Rewrite every line of the data below, substituting "Site review" for each occurrence of "Site audit" and leaving everything else unchanged.

#### Records:
◆ ◆ ◆ ◆
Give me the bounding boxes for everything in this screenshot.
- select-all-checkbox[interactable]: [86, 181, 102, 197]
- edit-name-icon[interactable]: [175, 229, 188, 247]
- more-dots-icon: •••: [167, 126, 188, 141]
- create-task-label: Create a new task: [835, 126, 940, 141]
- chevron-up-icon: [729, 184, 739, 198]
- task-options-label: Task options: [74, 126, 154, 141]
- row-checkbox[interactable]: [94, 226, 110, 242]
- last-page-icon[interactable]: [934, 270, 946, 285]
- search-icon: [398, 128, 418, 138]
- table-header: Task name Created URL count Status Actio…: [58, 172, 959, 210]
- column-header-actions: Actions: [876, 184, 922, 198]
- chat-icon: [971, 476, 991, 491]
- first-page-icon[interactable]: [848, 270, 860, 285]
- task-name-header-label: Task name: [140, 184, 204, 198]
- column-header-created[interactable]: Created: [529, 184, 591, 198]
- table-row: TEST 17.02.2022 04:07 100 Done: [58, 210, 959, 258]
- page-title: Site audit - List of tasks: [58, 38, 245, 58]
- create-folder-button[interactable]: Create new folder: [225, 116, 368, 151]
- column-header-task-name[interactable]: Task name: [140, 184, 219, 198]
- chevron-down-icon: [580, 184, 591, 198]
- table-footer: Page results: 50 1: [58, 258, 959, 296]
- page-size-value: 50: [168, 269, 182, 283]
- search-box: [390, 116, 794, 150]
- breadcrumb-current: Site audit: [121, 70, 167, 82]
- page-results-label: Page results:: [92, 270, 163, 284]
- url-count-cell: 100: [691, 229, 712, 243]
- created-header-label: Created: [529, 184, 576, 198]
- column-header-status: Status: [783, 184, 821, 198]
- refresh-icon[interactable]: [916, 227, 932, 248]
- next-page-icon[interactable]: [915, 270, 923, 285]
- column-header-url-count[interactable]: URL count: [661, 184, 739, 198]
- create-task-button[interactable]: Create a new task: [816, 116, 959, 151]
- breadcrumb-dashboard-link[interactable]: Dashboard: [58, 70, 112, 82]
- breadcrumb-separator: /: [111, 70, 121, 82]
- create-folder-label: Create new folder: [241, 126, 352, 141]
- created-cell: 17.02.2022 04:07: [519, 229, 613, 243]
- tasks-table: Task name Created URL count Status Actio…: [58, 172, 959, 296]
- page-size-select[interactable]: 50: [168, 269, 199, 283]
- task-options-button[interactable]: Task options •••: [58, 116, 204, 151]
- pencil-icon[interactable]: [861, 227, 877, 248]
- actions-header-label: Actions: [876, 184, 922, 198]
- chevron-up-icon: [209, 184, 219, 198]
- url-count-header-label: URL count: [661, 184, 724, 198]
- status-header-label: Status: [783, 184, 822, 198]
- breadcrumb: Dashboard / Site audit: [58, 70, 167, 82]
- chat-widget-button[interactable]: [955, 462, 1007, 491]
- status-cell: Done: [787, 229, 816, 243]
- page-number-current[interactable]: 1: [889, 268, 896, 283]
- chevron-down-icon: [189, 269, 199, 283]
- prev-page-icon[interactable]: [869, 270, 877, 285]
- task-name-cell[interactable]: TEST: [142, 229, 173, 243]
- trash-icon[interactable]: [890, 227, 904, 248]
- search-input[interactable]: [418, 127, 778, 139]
◆ ◆ ◆ ◆
#### SOLVED PROBLEM:
Give me the bounding boxes for everything in this screenshot.
- select-all-checkbox[interactable]: [86, 181, 102, 197]
- edit-name-icon[interactable]: [175, 229, 188, 247]
- more-dots-icon: •••: [167, 126, 188, 141]
- create-task-label: Create a new task: [835, 126, 940, 141]
- chevron-up-icon: [729, 184, 739, 198]
- task-options-label: Task options: [74, 126, 154, 141]
- row-checkbox[interactable]: [94, 226, 110, 242]
- last-page-icon[interactable]: [934, 270, 946, 285]
- search-icon: [398, 128, 418, 138]
- table-header: Task name Created URL count Status Actio…: [58, 172, 959, 210]
- column-header-actions: Actions: [876, 184, 922, 198]
- chat-icon: [971, 476, 991, 491]
- first-page-icon[interactable]: [848, 270, 860, 285]
- task-name-header-label: Task name: [140, 184, 204, 198]
- column-header-created[interactable]: Created: [529, 184, 591, 198]
- table-row: TEST 17.02.2022 04:07 100 Done: [58, 210, 959, 258]
- page-title: Site review - List of tasks: [58, 38, 245, 58]
- create-folder-button[interactable]: Create new folder: [225, 116, 368, 151]
- column-header-task-name[interactable]: Task name: [140, 184, 219, 198]
- chevron-down-icon: [580, 184, 591, 198]
- table-footer: Page results: 50 1: [58, 258, 959, 296]
- page-size-value: 50: [168, 269, 182, 283]
- search-box: [390, 116, 794, 150]
- breadcrumb-current: Site review: [121, 70, 167, 82]
- page-results-label: Page results:: [92, 270, 163, 284]
- url-count-cell: 100: [691, 229, 712, 243]
- created-header-label: Created: [529, 184, 576, 198]
- column-header-status: Status: [783, 184, 821, 198]
- refresh-icon[interactable]: [916, 227, 932, 248]
- next-page-icon[interactable]: [915, 270, 923, 285]
- column-header-url-count[interactable]: URL count: [661, 184, 739, 198]
- create-task-button[interactable]: Create a new task: [816, 116, 959, 151]
- breadcrumb-dashboard-link[interactable]: Dashboard: [58, 70, 112, 82]
- breadcrumb-separator: /: [111, 70, 121, 82]
- create-folder-label: Create new folder: [241, 126, 352, 141]
- created-cell: 17.02.2022 04:07: [519, 229, 613, 243]
- tasks-table: Task name Created URL count Status Actio…: [58, 172, 959, 296]
- page-size-select[interactable]: 50: [168, 269, 199, 283]
- task-options-button[interactable]: Task options •••: [58, 116, 204, 151]
- pencil-icon[interactable]: [861, 227, 877, 248]
- actions-header-label: Actions: [876, 184, 922, 198]
- chevron-up-icon: [209, 184, 219, 198]
- url-count-header-label: URL count: [661, 184, 724, 198]
- status-header-label: Status: [783, 184, 822, 198]
- breadcrumb: Dashboard / Site review: [58, 70, 167, 82]
- chat-widget-button[interactable]: [955, 462, 1007, 491]
- status-cell: Done: [787, 229, 816, 243]
- page-number-current[interactable]: 1: [889, 268, 896, 283]
- chevron-down-icon: [189, 269, 199, 283]
- prev-page-icon[interactable]: [869, 270, 877, 285]
- task-name-cell[interactable]: TEST: [142, 229, 173, 243]
- trash-icon[interactable]: [890, 227, 904, 248]
- search-input[interactable]: [418, 127, 778, 139]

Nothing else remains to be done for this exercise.